Now that I’m (way) past fifty, I find myself reflecting on important episodes in my life that have helped shape the person I am. I’ve come to realize that much of my spiritual formation took place during my college years. Away from the comfort of my family and the strong church background I was brought up with, I was confronted with a much larger world of ideas I had to wrestle with. In my chosen major of Biological Sciences, I was exposed to the immensity and age of the universe, the wonders of life on earth in all its variety and the mystery of the development of humanity over many thousands of years. I found it all endlessly fascinating.

I was also introduced to the broad spectrum of human ideas in various times and cultures. This happened through my exposure to some of the great literature through which one generation of humans were able to communicate with following generations. Here I was, confronted with a banquet of creative thoughts and insights that had the potential to expand and enrich my soul. I ate it all up.

By God’s grace, I wasn’t alone on this journey. I had friends in the campus group InterVarsity Christian Fellowship, and we met for prayer, Bible study and discussion of our shared faith. Most of us were emerging from a narrower church tradition and were searching for a new understanding of how we could relate to God and still embrace all we were learning.

It was in an English Literature course that I met Francis Thompson (1859-1907) through reading his great poem, The Hound of Heaven. It’s hard to share the poem with you for three reasons: first, it’s 182 lines long; second it portrays God as a hunting hound dog, which is a troubling image; and third, it’s written in a kind of antique-y language, with thees and thous, wist (for knew) and drave’st (for drove). But you can listen to it and follow the words at this YouTube video.

• [Tasks for this exercise]:
1. According to the passage on college years, who wrote The Hound of Heaven, and in what course did the writer first read it?
2. List every reason the passage on college years gives for why The Hound of Heaven is hard to share.

• [Information supplied]:
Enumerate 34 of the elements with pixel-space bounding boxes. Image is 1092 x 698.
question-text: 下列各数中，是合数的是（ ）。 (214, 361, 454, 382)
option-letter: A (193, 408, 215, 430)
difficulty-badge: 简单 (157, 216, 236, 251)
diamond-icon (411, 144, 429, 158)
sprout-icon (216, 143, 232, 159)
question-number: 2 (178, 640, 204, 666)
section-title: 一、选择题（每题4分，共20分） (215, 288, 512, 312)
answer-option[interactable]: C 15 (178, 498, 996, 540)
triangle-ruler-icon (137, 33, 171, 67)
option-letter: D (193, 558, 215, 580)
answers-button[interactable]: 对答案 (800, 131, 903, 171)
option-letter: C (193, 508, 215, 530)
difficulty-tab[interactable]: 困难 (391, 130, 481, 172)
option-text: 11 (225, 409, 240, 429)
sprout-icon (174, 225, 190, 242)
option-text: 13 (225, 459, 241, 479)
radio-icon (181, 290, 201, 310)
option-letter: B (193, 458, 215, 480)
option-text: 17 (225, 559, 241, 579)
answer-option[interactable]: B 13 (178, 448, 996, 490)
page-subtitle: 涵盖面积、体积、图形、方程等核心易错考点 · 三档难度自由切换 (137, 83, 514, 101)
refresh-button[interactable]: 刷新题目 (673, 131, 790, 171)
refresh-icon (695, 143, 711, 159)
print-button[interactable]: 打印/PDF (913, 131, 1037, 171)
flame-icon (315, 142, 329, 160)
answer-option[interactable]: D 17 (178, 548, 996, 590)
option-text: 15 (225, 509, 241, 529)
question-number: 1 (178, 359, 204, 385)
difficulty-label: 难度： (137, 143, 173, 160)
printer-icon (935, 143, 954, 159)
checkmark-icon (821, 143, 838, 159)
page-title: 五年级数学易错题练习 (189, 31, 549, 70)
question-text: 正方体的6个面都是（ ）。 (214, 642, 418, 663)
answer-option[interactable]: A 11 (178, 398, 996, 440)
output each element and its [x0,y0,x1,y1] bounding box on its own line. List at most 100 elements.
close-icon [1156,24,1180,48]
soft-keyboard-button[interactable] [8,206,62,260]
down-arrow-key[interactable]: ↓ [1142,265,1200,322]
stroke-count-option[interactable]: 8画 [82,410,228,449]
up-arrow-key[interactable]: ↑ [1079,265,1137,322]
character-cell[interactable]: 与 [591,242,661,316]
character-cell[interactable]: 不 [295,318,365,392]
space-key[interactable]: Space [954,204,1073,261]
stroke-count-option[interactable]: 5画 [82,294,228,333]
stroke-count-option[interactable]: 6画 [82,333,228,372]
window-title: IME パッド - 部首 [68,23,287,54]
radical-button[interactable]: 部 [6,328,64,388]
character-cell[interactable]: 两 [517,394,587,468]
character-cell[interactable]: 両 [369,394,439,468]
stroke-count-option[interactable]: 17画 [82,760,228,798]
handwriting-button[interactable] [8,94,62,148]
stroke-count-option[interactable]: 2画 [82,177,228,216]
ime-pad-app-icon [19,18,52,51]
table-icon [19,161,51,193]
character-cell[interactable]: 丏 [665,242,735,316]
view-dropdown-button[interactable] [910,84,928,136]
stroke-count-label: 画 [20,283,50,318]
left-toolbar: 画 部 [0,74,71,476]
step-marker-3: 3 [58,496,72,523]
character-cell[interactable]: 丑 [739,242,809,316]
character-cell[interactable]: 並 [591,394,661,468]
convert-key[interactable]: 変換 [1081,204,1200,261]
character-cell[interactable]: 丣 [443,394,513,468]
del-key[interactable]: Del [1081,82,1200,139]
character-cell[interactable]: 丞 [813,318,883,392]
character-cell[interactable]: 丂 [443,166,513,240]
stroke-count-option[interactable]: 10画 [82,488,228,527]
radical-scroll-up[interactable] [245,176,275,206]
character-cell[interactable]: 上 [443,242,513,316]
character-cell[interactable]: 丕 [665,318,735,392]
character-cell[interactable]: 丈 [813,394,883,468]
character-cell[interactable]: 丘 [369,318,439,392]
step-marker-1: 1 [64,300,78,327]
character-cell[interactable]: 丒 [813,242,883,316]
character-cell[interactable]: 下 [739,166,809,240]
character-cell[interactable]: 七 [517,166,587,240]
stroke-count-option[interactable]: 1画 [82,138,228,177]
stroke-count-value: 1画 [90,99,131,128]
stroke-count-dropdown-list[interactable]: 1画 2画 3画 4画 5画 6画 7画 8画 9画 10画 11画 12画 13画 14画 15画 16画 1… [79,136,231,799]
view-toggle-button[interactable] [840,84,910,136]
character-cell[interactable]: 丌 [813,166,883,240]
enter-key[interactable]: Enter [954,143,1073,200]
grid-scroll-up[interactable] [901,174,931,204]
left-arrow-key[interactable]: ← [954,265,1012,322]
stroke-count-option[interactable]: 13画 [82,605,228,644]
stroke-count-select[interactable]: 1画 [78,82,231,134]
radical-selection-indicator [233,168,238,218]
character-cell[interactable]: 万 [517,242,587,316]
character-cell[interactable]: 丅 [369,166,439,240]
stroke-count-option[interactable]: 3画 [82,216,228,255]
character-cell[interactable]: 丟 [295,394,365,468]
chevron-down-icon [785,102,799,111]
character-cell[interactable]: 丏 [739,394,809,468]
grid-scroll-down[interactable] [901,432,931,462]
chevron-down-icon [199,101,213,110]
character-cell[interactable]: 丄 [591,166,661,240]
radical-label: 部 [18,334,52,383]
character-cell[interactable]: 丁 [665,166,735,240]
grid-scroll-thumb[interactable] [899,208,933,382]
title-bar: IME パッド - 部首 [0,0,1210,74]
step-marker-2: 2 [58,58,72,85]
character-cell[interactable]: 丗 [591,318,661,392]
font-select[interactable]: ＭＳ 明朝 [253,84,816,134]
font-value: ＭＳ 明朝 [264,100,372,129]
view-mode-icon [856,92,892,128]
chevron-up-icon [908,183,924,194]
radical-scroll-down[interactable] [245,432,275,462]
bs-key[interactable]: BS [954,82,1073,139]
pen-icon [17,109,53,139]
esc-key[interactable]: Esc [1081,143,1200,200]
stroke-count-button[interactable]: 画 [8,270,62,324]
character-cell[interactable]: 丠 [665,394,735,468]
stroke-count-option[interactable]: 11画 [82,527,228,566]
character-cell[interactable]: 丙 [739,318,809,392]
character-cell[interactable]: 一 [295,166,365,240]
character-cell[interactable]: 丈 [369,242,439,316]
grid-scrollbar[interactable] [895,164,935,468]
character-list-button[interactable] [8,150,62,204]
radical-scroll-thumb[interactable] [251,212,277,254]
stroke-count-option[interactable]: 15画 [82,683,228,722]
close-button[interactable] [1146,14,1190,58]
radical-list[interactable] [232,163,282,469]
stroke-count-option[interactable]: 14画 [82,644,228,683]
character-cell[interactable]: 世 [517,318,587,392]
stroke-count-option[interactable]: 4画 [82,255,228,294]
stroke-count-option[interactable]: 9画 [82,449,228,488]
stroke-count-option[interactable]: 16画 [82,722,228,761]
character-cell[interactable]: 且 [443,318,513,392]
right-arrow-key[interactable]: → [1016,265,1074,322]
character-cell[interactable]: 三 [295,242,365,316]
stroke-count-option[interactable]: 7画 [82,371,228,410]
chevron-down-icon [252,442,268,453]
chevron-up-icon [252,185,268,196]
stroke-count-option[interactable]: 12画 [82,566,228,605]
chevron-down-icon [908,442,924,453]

• [Responses]:
1. Francis Thompson (1859-1907); it was read in an English Literature course.

2.
1. It is 182 lines long.
2. It portrays God as a hunting hound dog, which is a troubling image.
3. It is written in antique-y language, with thees and thous, wist (for knew) and drave'st (for drove).